Dataset entries on figures:
"""

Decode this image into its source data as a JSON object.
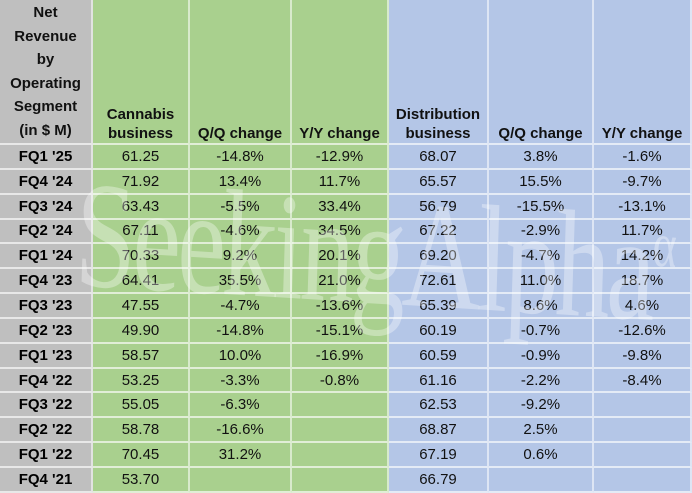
{
  "table": {
    "title": "Net\nRevenue\nby\nOperating\nSegment\n(in $ M)",
    "columns": [
      "Cannabis business",
      "Q/Q change",
      "Y/Y change",
      "Distribution business",
      "Q/Q change",
      "Y/Y change"
    ],
    "rows": [
      [
        "FQ1 '25",
        "61.25",
        "-14.8%",
        "-12.9%",
        "68.07",
        "3.8%",
        "-1.6%"
      ],
      [
        "FQ4 '24",
        "71.92",
        "13.4%",
        "11.7%",
        "65.57",
        "15.5%",
        "-9.7%"
      ],
      [
        "FQ3 '24",
        "63.43",
        "-5.5%",
        "33.4%",
        "56.79",
        "-15.5%",
        "-13.1%"
      ],
      [
        "FQ2 '24",
        "67.11",
        "-4.6%",
        "34.5%",
        "67.22",
        "-2.9%",
        "11.7%"
      ],
      [
        "FQ1 '24",
        "70.33",
        "9.2%",
        "20.1%",
        "69.20",
        "-4.7%",
        "14.2%"
      ],
      [
        "FQ4 '23",
        "64.41",
        "35.5%",
        "21.0%",
        "72.61",
        "11.0%",
        "18.7%"
      ],
      [
        "FQ3 '23",
        "47.55",
        "-4.7%",
        "-13.6%",
        "65.39",
        "8.6%",
        "4.6%"
      ],
      [
        "FQ2 '23",
        "49.90",
        "-14.8%",
        "-15.1%",
        "60.19",
        "-0.7%",
        "-12.6%"
      ],
      [
        "FQ1 '23",
        "58.57",
        "10.0%",
        "-16.9%",
        "60.59",
        "-0.9%",
        "-9.8%"
      ],
      [
        "FQ4 '22",
        "53.25",
        "-3.3%",
        "-0.8%",
        "61.16",
        "-2.2%",
        "-8.4%"
      ],
      [
        "FQ3 '22",
        "55.05",
        "-6.3%",
        "",
        "62.53",
        "-9.2%",
        ""
      ],
      [
        "FQ2 '22",
        "58.78",
        "-16.6%",
        "",
        "68.87",
        "2.5%",
        ""
      ],
      [
        "FQ1 '22",
        "70.45",
        "31.2%",
        "",
        "67.19",
        "0.6%",
        ""
      ],
      [
        "FQ4 '21",
        "53.70",
        "",
        "",
        "66.79",
        "",
        ""
      ]
    ]
  },
  "watermark": {
    "text": "SeekingAlpha",
    "symbol": "α"
  },
  "colors": {
    "row_header_gray": "#bfbfbf",
    "cannabis_green": "#a9d08e",
    "distribution_blue": "#b4c6e7",
    "text": "#111111",
    "gridline": "#ffffff"
  },
  "chart_data": {
    "type": "table",
    "title": "Net Revenue by Operating Segment (in $ M)",
    "categories": [
      "FQ1 '25",
      "FQ4 '24",
      "FQ3 '24",
      "FQ2 '24",
      "FQ1 '24",
      "FQ4 '23",
      "FQ3 '23",
      "FQ2 '23",
      "FQ1 '23",
      "FQ4 '22",
      "FQ3 '22",
      "FQ2 '22",
      "FQ1 '22",
      "FQ4 '21"
    ],
    "series": [
      {
        "name": "Cannabis business ($M)",
        "values": [
          61.25,
          71.92,
          63.43,
          67.11,
          70.33,
          64.41,
          47.55,
          49.9,
          58.57,
          53.25,
          55.05,
          58.78,
          70.45,
          53.7
        ]
      },
      {
        "name": "Cannabis Q/Q change",
        "values": [
          "-14.8%",
          "13.4%",
          "-5.5%",
          "-4.6%",
          "9.2%",
          "35.5%",
          "-4.7%",
          "-14.8%",
          "10.0%",
          "-3.3%",
          "-6.3%",
          "-16.6%",
          "31.2%",
          null
        ]
      },
      {
        "name": "Cannabis Y/Y change",
        "values": [
          "-12.9%",
          "11.7%",
          "33.4%",
          "34.5%",
          "20.1%",
          "21.0%",
          "-13.6%",
          "-15.1%",
          "-16.9%",
          "-0.8%",
          null,
          null,
          null,
          null
        ]
      },
      {
        "name": "Distribution business ($M)",
        "values": [
          68.07,
          65.57,
          56.79,
          67.22,
          69.2,
          72.61,
          65.39,
          60.19,
          60.59,
          61.16,
          62.53,
          68.87,
          67.19,
          66.79
        ]
      },
      {
        "name": "Distribution Q/Q change",
        "values": [
          "3.8%",
          "15.5%",
          "-15.5%",
          "-2.9%",
          "-4.7%",
          "11.0%",
          "8.6%",
          "-0.7%",
          "-0.9%",
          "-2.2%",
          "-9.2%",
          "2.5%",
          "0.6%",
          null
        ]
      },
      {
        "name": "Distribution Y/Y change",
        "values": [
          "-1.6%",
          "-9.7%",
          "-13.1%",
          "11.7%",
          "14.2%",
          "18.7%",
          "4.6%",
          "-12.6%",
          "-9.8%",
          "-8.4%",
          null,
          null,
          null,
          null
        ]
      }
    ],
    "legend_position": "none",
    "grid": true
  }
}
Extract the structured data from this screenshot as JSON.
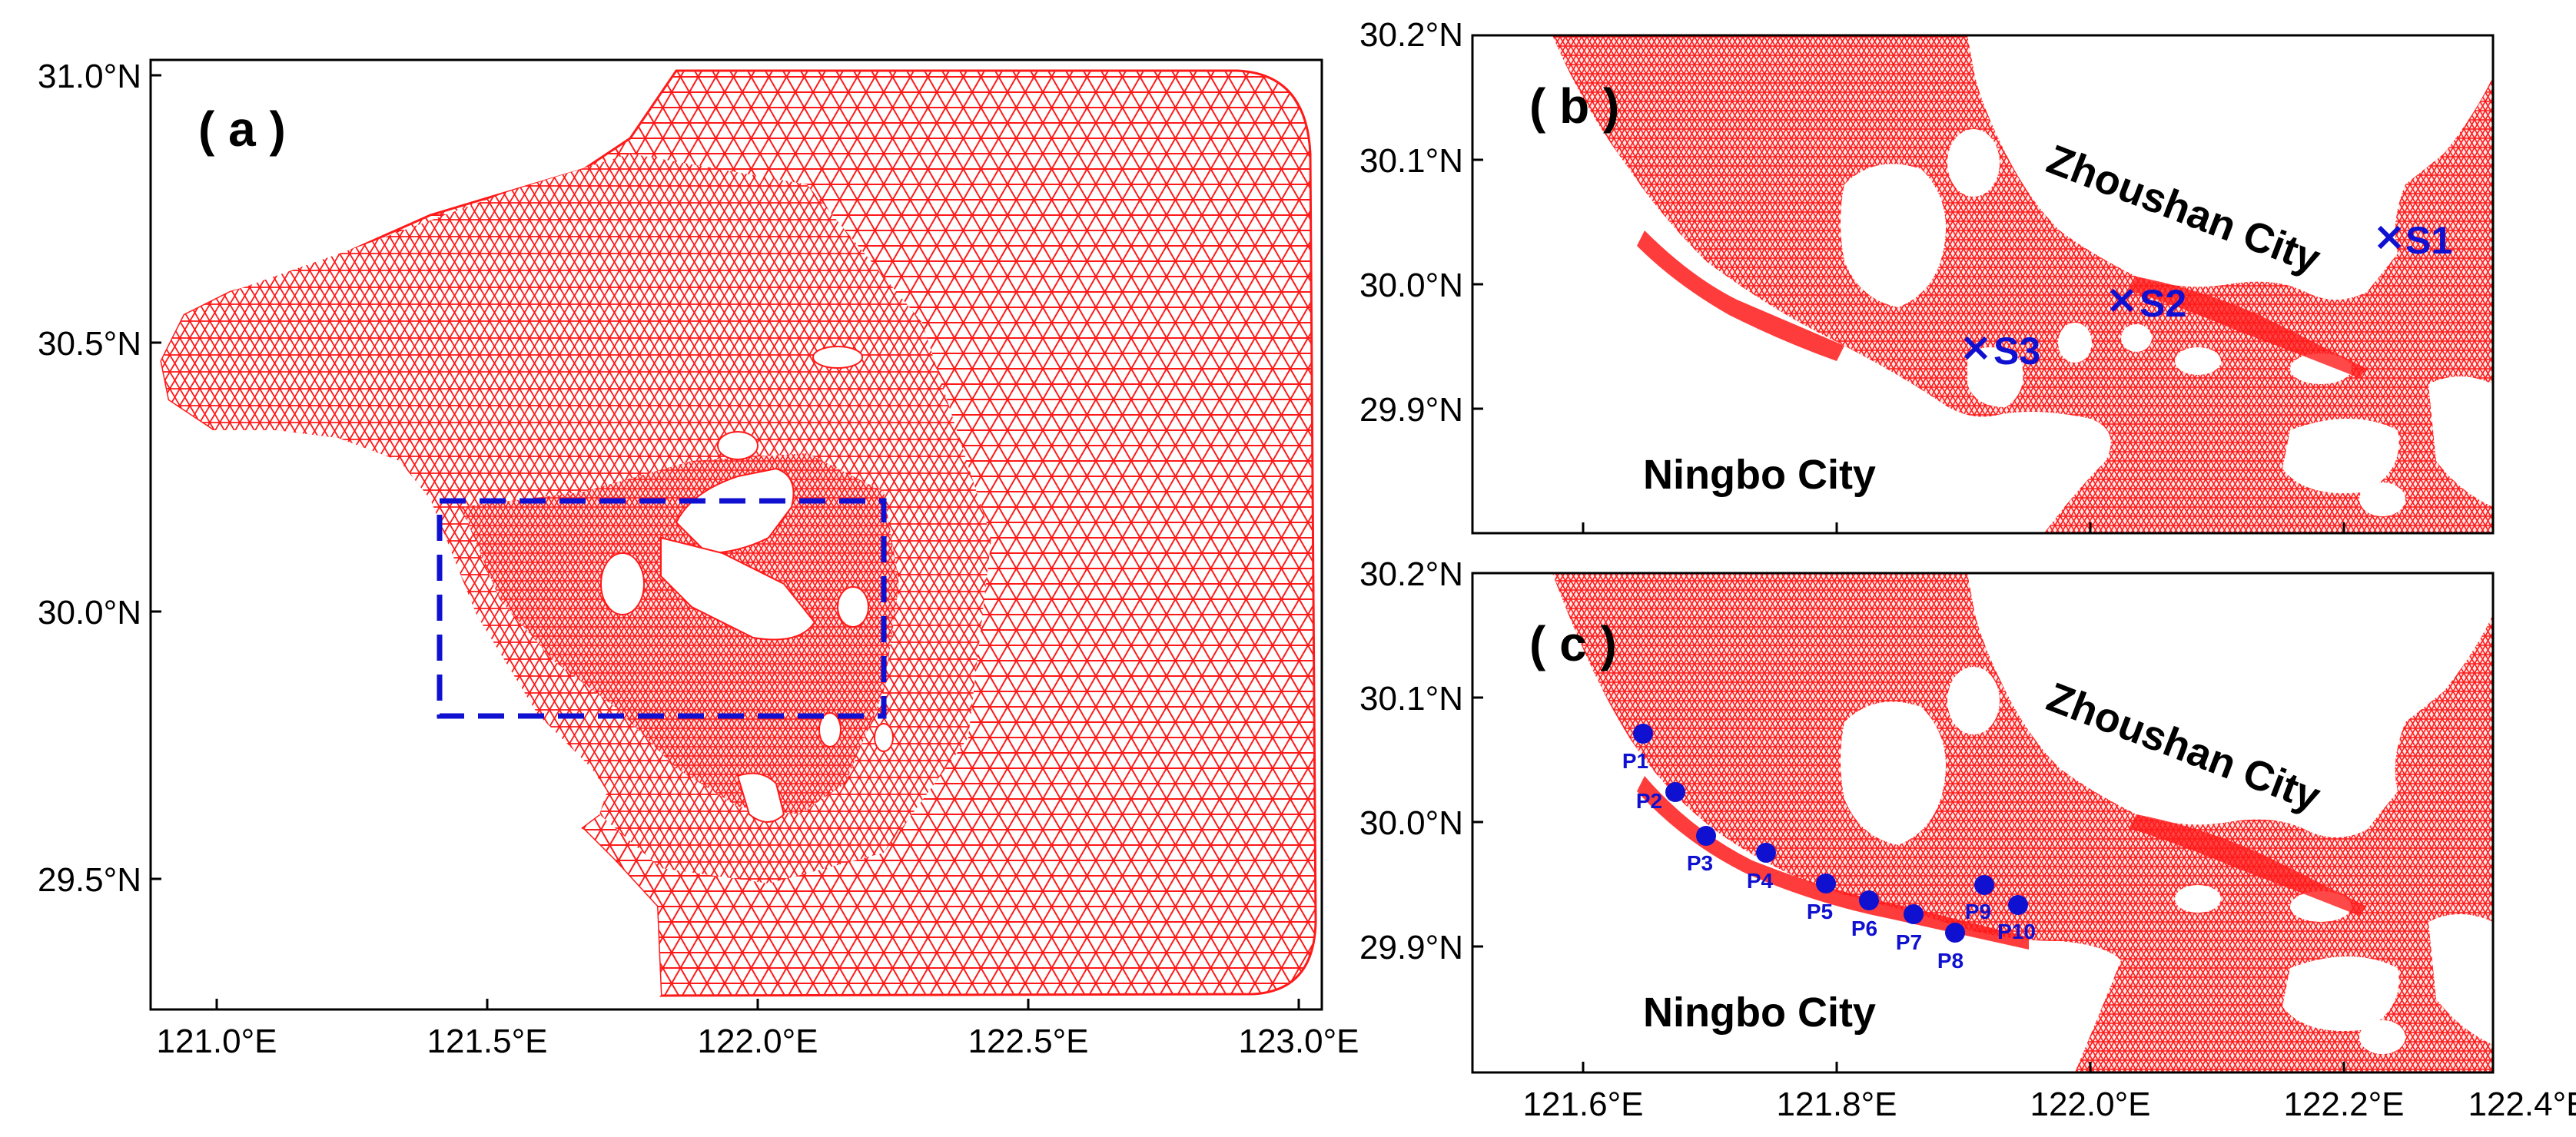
{
  "panels": {
    "a": {
      "label": "( a )",
      "x_ticks": [
        "121.0°E",
        "121.5°E",
        "122.0°E",
        "122.5°E",
        "123.0°E"
      ],
      "y_ticks": [
        "31.0°N",
        "30.5°N",
        "30.0°N",
        "29.5°N"
      ]
    },
    "b": {
      "label": "( b )",
      "y_ticks": [
        "30.2°N",
        "30.1°N",
        "30.0°N",
        "29.9°N"
      ],
      "city_north": "Zhoushan City",
      "city_south": "Ningbo City",
      "stations": [
        "S1",
        "S2",
        "S3"
      ]
    },
    "c": {
      "label": "( c )",
      "x_ticks": [
        "121.6°E",
        "121.8°E",
        "122.0°E",
        "122.2°E",
        "122.4°E"
      ],
      "y_ticks": [
        "30.2°N",
        "30.1°N",
        "30.0°N",
        "29.9°N"
      ],
      "city_north": "Zhoushan City",
      "city_south": "Ningbo City",
      "points": [
        "P1",
        "P2",
        "P3",
        "P4",
        "P5",
        "P6",
        "P7",
        "P8",
        "P9",
        "P10"
      ]
    }
  },
  "colors": {
    "mesh": "#ff1a1a",
    "marker": "#1010d0",
    "frame": "#000000"
  }
}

"""

From the listing above, copy out each line where the word "JSON" appears.

**WRITTEN ANSWER:**
Decode this image into its source data as a JSON object.
Extract the structured data from this screenshot as JSON.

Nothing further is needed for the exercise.